• **DATASET EXTRACT**
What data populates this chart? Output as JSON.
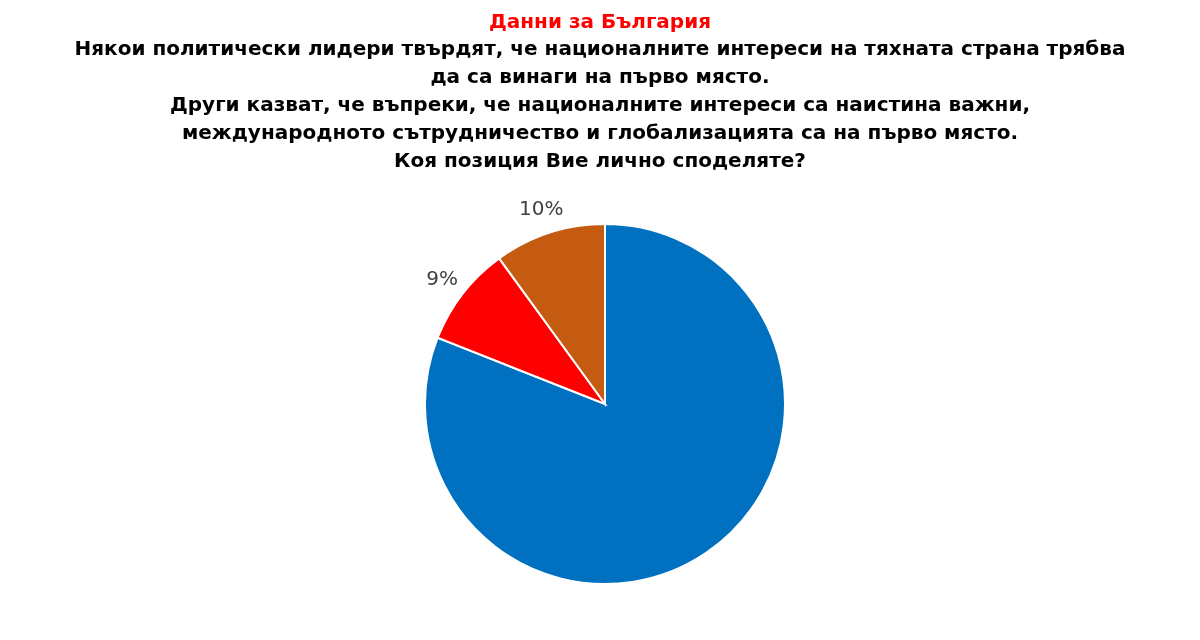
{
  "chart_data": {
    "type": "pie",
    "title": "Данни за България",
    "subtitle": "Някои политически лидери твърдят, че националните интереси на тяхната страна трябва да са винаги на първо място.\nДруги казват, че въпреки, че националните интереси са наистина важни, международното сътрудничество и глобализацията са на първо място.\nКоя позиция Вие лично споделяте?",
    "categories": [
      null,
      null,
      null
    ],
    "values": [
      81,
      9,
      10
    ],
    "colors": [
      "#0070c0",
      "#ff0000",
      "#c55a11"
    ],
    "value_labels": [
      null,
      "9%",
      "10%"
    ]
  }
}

---

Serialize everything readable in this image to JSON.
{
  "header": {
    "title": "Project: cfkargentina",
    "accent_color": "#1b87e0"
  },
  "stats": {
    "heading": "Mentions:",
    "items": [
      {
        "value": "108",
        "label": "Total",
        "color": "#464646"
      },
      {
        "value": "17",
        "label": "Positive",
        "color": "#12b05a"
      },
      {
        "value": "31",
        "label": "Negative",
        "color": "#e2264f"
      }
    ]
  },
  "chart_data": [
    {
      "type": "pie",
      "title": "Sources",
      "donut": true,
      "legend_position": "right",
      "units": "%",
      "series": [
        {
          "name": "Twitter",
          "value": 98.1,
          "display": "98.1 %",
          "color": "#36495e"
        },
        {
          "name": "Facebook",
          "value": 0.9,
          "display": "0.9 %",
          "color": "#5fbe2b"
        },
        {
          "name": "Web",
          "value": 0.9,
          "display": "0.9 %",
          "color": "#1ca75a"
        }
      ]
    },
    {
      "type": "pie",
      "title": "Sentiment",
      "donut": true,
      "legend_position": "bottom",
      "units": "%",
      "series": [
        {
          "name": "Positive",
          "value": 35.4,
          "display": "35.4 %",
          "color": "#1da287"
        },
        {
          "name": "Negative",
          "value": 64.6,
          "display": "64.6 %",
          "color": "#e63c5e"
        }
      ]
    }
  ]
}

• **REQUIREMENTS**
Find all lines holding the string "display" and copy them.

• **SOLUTION TO THE EXERCISE**
          "display": "98.1 %",
          "display": "0.9 %",
          "display": "0.9 %",
          "display": "35.4 %",
          "display": "64.6 %",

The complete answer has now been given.